| Exercise prompt |
Keep only the lines of the data below that contain "皮肤科电话", and copy them.

| Raw records |
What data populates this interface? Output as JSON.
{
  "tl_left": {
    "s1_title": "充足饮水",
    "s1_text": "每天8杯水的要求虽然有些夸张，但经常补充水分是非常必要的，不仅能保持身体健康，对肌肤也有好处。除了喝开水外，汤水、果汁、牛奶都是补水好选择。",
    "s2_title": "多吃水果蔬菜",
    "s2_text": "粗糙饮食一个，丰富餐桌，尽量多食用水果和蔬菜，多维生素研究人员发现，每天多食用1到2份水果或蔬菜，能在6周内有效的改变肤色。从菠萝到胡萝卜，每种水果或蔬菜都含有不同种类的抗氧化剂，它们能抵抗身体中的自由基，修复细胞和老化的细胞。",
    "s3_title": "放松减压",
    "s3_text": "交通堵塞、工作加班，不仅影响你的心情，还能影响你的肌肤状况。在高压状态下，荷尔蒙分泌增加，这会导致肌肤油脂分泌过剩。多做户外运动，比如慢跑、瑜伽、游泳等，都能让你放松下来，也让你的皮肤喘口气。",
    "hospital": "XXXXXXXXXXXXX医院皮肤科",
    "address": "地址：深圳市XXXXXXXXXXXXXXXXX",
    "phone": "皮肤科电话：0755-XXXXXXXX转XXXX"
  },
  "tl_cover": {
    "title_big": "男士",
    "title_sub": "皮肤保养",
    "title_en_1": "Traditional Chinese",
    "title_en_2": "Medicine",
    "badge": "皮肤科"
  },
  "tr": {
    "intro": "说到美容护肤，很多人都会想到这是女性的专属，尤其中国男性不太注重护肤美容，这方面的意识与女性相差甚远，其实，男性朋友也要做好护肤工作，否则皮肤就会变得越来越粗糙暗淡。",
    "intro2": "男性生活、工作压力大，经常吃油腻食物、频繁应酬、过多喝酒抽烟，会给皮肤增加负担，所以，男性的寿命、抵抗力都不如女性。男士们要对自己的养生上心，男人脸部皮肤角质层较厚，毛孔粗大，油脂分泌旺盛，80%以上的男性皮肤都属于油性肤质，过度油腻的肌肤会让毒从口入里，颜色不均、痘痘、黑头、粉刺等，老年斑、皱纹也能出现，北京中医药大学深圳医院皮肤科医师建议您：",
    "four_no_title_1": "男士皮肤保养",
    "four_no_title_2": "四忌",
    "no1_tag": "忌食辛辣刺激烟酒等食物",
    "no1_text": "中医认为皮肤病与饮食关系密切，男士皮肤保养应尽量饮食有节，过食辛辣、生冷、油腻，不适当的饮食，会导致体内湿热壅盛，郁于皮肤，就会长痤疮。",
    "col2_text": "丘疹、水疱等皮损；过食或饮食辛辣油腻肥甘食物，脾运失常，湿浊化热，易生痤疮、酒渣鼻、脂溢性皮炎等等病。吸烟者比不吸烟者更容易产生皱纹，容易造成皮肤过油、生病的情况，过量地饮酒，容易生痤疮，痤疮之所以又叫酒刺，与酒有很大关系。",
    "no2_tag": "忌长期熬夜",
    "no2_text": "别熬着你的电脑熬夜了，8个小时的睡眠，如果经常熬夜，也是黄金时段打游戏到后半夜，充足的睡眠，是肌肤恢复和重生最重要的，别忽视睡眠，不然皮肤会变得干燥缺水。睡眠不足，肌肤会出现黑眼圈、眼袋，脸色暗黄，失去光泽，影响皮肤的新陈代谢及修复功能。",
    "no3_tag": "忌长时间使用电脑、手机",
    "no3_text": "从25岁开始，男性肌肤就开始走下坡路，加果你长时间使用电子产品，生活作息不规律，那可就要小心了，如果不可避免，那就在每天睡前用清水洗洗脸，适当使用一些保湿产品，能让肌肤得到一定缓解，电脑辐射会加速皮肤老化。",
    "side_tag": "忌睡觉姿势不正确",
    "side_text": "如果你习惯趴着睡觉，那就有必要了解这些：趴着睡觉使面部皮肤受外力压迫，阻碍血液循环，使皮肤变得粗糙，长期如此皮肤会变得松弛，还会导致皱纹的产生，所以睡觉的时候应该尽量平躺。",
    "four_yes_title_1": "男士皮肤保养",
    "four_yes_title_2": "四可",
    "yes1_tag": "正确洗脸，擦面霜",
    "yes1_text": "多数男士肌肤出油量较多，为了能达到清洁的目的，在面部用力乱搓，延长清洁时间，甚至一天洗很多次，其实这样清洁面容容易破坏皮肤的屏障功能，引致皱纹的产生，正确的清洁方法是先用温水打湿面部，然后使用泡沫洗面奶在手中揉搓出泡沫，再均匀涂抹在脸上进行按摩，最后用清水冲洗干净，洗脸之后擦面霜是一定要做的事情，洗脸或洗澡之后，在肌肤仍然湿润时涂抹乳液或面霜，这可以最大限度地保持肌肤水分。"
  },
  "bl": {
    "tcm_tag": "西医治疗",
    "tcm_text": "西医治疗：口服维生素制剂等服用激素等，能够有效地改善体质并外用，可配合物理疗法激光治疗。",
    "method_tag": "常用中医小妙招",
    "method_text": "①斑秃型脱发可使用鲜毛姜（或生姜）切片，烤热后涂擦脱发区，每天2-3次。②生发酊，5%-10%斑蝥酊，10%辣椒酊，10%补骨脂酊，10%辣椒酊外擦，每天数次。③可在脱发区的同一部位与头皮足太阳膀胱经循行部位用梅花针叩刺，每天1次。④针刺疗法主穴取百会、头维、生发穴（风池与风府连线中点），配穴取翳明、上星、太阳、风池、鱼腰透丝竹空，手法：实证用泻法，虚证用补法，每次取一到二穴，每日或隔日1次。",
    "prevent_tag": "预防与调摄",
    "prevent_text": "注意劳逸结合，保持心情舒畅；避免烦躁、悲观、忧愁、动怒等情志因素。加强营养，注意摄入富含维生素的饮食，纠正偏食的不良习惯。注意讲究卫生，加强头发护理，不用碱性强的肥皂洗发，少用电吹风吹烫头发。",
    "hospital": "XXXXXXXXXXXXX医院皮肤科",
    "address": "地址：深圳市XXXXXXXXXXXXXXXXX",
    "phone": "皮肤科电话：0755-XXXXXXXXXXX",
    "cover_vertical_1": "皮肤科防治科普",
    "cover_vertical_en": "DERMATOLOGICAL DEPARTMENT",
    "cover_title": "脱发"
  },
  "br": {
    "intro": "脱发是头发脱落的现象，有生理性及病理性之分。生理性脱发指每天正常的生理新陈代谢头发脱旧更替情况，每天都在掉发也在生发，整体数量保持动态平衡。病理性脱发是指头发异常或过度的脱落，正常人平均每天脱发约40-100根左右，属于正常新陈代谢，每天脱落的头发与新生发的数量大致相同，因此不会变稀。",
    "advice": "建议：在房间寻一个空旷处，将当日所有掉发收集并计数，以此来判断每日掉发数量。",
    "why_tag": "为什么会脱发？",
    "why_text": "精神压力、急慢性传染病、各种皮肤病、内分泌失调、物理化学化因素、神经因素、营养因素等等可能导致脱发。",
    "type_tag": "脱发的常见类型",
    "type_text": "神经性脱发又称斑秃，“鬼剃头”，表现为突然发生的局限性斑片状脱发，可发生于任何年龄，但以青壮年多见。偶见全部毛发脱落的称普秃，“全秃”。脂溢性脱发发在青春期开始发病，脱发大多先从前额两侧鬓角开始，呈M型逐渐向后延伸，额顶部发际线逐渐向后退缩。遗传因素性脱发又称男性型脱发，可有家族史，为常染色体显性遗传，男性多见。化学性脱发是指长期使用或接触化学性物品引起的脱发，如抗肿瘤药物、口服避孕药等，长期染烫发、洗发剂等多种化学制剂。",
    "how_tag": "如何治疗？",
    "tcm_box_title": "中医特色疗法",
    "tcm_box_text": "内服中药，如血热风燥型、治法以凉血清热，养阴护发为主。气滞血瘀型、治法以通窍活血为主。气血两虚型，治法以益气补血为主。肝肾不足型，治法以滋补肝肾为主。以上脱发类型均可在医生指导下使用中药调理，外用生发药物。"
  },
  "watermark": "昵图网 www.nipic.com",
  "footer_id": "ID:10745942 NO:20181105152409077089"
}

| The result |
    "phone": "皮肤科电话：0755-XXXXXXXX转XXXX"
    "phone": "皮肤科电话：0755-XXXXXXXXXXX",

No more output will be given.